§ Data for this task:
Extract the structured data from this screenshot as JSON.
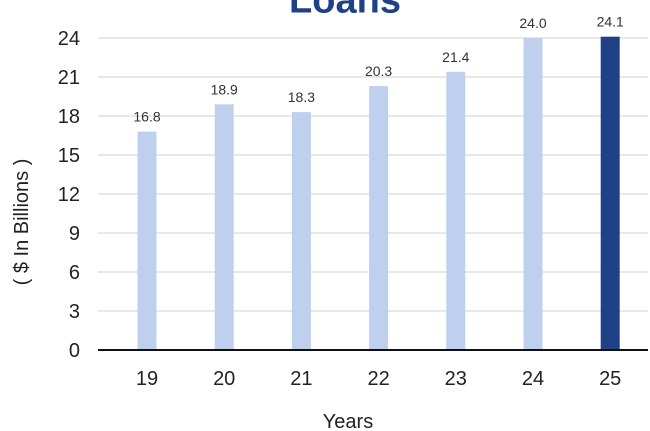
{
  "chart_data": {
    "type": "bar",
    "title": "Loans",
    "xlabel": "Years",
    "ylabel": "( $ In Billions )",
    "categories": [
      "19",
      "20",
      "21",
      "22",
      "23",
      "24",
      "25"
    ],
    "series": [
      {
        "values": [
          16.8,
          18.9,
          18.3,
          20.3,
          21.4,
          24.0,
          24.1
        ],
        "data_labels": [
          "16.8",
          "18.9",
          "18.3",
          "20.3",
          "21.4",
          "24.0",
          "24.1"
        ]
      }
    ],
    "ylim": [
      0,
      24
    ],
    "yticks": [
      0,
      3,
      6,
      9,
      12,
      15,
      18,
      21,
      24
    ],
    "grid": true,
    "legend": "none",
    "colors": {
      "bar": "#bfd0ee",
      "highlight_bar": "#1f4287",
      "title": "#1f4287",
      "grid": "#d0d0d0",
      "axis": "#111111"
    },
    "highlight_category": "25"
  }
}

§ Short exercise: Copy out each line word for word, please, skipping the images.

§ Output for this task:
Extract the structured data from this screenshot as JSON.
{
  "chart_data": {
    "type": "bar",
    "title": "Loans",
    "xlabel": "Years",
    "ylabel": "( $ In Billions )",
    "categories": [
      "19",
      "20",
      "21",
      "22",
      "23",
      "24",
      "25"
    ],
    "series": [
      {
        "values": [
          16.8,
          18.9,
          18.3,
          20.3,
          21.4,
          24.0,
          24.1
        ],
        "data_labels": [
          "16.8",
          "18.9",
          "18.3",
          "20.3",
          "21.4",
          "24.0",
          "24.1"
        ]
      }
    ],
    "ylim": [
      0,
      24
    ],
    "yticks": [
      0,
      3,
      6,
      9,
      12,
      15,
      18,
      21,
      24
    ],
    "grid": true,
    "legend": "none",
    "colors": {
      "bar": "#bfd0ee",
      "highlight_bar": "#1f4287",
      "title": "#1f4287",
      "grid": "#d0d0d0",
      "axis": "#111111"
    },
    "highlight_category": "25"
  }
}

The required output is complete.